- TASK DIRECTIONS
Return every line of the records below verbatim, without changing anything.
— START —
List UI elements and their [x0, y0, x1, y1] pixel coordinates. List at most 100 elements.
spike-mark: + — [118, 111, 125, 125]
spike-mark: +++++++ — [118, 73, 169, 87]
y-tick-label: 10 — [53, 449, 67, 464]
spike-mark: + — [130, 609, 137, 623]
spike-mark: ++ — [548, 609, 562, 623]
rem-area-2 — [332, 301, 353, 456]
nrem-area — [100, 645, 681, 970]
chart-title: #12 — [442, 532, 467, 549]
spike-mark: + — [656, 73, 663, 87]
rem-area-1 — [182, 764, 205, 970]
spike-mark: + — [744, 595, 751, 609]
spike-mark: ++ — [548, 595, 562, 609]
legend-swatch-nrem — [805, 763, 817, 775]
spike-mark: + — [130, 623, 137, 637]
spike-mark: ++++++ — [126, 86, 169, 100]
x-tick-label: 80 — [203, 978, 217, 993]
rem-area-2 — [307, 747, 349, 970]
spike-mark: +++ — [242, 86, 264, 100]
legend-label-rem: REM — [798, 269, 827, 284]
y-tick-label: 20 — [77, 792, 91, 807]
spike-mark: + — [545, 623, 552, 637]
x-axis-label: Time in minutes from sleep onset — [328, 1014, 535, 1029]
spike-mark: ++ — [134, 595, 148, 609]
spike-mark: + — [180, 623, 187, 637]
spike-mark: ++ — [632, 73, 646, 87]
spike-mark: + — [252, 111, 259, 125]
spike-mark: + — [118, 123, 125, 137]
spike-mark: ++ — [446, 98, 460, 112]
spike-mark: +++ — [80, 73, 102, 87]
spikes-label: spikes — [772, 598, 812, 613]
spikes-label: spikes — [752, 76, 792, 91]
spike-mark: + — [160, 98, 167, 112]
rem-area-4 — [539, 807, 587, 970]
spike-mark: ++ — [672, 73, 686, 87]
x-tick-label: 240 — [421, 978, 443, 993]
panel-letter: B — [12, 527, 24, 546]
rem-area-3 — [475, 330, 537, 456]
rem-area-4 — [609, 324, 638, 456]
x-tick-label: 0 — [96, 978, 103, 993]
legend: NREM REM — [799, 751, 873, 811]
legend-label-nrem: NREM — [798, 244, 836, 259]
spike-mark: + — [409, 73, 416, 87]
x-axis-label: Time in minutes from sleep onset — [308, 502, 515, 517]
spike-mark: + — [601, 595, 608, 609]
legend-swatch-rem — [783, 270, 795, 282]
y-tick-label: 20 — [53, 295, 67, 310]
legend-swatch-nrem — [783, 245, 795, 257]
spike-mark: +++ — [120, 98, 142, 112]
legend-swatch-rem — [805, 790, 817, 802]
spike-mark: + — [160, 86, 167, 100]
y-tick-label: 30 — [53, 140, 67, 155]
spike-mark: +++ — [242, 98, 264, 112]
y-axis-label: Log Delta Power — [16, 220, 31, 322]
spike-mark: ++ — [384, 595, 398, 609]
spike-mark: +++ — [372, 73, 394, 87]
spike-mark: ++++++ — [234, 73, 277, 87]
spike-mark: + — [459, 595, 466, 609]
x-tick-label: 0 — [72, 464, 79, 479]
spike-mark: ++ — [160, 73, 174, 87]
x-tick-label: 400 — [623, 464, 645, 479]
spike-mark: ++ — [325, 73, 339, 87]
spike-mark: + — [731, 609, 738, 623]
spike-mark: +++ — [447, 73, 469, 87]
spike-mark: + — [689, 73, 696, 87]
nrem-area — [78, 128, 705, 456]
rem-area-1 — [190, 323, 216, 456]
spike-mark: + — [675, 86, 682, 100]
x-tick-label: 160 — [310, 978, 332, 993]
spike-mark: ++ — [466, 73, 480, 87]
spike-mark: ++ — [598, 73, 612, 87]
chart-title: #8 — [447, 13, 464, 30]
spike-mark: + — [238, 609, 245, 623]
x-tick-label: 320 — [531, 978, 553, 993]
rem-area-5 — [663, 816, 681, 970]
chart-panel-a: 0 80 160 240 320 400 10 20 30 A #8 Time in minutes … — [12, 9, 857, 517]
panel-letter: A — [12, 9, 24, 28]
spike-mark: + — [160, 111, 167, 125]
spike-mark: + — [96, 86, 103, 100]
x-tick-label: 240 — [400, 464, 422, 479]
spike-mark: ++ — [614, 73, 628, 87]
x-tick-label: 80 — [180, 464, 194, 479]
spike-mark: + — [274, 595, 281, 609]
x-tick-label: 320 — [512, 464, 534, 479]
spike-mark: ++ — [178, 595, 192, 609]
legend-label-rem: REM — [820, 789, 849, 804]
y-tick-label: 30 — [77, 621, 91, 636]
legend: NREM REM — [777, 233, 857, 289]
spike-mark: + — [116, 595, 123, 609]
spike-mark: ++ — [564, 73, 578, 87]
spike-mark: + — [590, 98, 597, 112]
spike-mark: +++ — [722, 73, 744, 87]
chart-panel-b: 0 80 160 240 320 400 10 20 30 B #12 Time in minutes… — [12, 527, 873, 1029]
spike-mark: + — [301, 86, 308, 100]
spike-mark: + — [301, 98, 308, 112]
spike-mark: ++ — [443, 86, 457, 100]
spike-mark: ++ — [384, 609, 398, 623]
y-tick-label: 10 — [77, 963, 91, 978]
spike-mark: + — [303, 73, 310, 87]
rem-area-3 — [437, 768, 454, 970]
— END —
- WRITTEN RESPONSE
List UI elements and their [x0, y0, x1, y1] pixel coordinates. List at most 100 elements.
spike-mark: + — [118, 111, 125, 125]
spike-mark: +++++++ — [118, 73, 169, 87]
y-tick-label: 10 — [53, 449, 67, 464]
spike-mark: + — [130, 609, 137, 623]
spike-mark: ++ — [548, 609, 562, 623]
rem-area-2 — [332, 301, 353, 456]
nrem-area — [100, 645, 681, 970]
chart-title: #12 — [442, 532, 467, 549]
spike-mark: + — [656, 73, 663, 87]
rem-area-1 — [182, 764, 205, 970]
spike-mark: + — [744, 595, 751, 609]
spike-mark: ++ — [548, 595, 562, 609]
legend-swatch-nrem — [805, 763, 817, 775]
spike-mark: + — [130, 623, 137, 637]
spike-mark: ++++++ — [126, 86, 169, 100]
x-tick-label: 80 — [203, 978, 217, 993]
rem-area-2 — [307, 747, 349, 970]
spike-mark: +++ — [242, 86, 264, 100]
legend-label-rem: REM — [798, 269, 827, 284]
y-tick-label: 20 — [77, 792, 91, 807]
spike-mark: + — [545, 623, 552, 637]
x-axis-label: Time in minutes from sleep onset — [328, 1014, 535, 1029]
spike-mark: ++ — [134, 595, 148, 609]
spike-mark: + — [180, 623, 187, 637]
spike-mark: ++ — [632, 73, 646, 87]
spike-mark: + — [252, 111, 259, 125]
spike-mark: + — [118, 123, 125, 137]
spike-mark: ++ — [446, 98, 460, 112]
spike-mark: +++ — [80, 73, 102, 87]
spikes-label: spikes — [772, 598, 812, 613]
spikes-label: spikes — [752, 76, 792, 91]
spike-mark: + — [160, 98, 167, 112]
rem-area-4 — [539, 807, 587, 970]
spike-mark: ++ — [672, 73, 686, 87]
x-tick-label: 240 — [421, 978, 443, 993]
panel-letter: B — [12, 527, 24, 546]
rem-area-3 — [475, 330, 537, 456]
rem-area-4 — [609, 324, 638, 456]
x-tick-label: 0 — [96, 978, 103, 993]
legend: NREM REM — [799, 751, 873, 811]
legend-label-nrem: NREM — [798, 244, 836, 259]
spike-mark: + — [409, 73, 416, 87]
x-axis-label: Time in minutes from sleep onset — [308, 502, 515, 517]
spike-mark: + — [601, 595, 608, 609]
legend-swatch-rem — [783, 270, 795, 282]
y-tick-label: 20 — [53, 295, 67, 310]
legend-swatch-nrem — [783, 245, 795, 257]
spike-mark: +++ — [120, 98, 142, 112]
legend-swatch-rem — [805, 790, 817, 802]
spike-mark: + — [160, 86, 167, 100]
y-tick-label: 30 — [53, 140, 67, 155]
spike-mark: +++ — [242, 98, 264, 112]
y-axis-label: Log Delta Power — [16, 220, 31, 322]
spike-mark: ++ — [384, 595, 398, 609]
spike-mark: +++ — [372, 73, 394, 87]
spike-mark: ++++++ — [234, 73, 277, 87]
spike-mark: + — [459, 595, 466, 609]
x-tick-label: 0 — [72, 464, 79, 479]
spike-mark: ++ — [160, 73, 174, 87]
x-tick-label: 400 — [623, 464, 645, 479]
spike-mark: ++ — [325, 73, 339, 87]
spike-mark: + — [731, 609, 738, 623]
spike-mark: +++ — [447, 73, 469, 87]
spike-mark: + — [689, 73, 696, 87]
nrem-area — [78, 128, 705, 456]
rem-area-1 — [190, 323, 216, 456]
spike-mark: + — [675, 86, 682, 100]
x-tick-label: 160 — [310, 978, 332, 993]
spike-mark: ++ — [466, 73, 480, 87]
spike-mark: ++ — [598, 73, 612, 87]
chart-title: #8 — [447, 13, 464, 30]
spike-mark: + — [238, 609, 245, 623]
x-tick-label: 320 — [531, 978, 553, 993]
rem-area-5 — [663, 816, 681, 970]
chart-panel-a: 0 80 160 240 320 400 10 20 30 A #8 Time in minutes … — [12, 9, 857, 517]
panel-letter: A — [12, 9, 24, 28]
spike-mark: + — [160, 111, 167, 125]
spike-mark: + — [96, 86, 103, 100]
x-tick-label: 240 — [400, 464, 422, 479]
spike-mark: ++ — [614, 73, 628, 87]
x-tick-label: 80 — [180, 464, 194, 479]
spike-mark: + — [274, 595, 281, 609]
x-tick-label: 320 — [512, 464, 534, 479]
spike-mark: ++ — [178, 595, 192, 609]
legend-label-rem: REM — [820, 789, 849, 804]
y-tick-label: 30 — [77, 621, 91, 636]
legend: NREM REM — [777, 233, 857, 289]
spike-mark: + — [116, 595, 123, 609]
spike-mark: ++ — [564, 73, 578, 87]
spike-mark: + — [590, 98, 597, 112]
spike-mark: +++ — [722, 73, 744, 87]
chart-panel-b: 0 80 160 240 320 400 10 20 30 B #12 Time in minutes… — [12, 527, 873, 1029]
spike-mark: + — [301, 86, 308, 100]
spike-mark: + — [301, 98, 308, 112]
spike-mark: ++ — [443, 86, 457, 100]
spike-mark: ++ — [384, 609, 398, 623]
y-tick-label: 10 — [77, 963, 91, 978]
spike-mark: + — [303, 73, 310, 87]
rem-area-3 — [437, 768, 454, 970]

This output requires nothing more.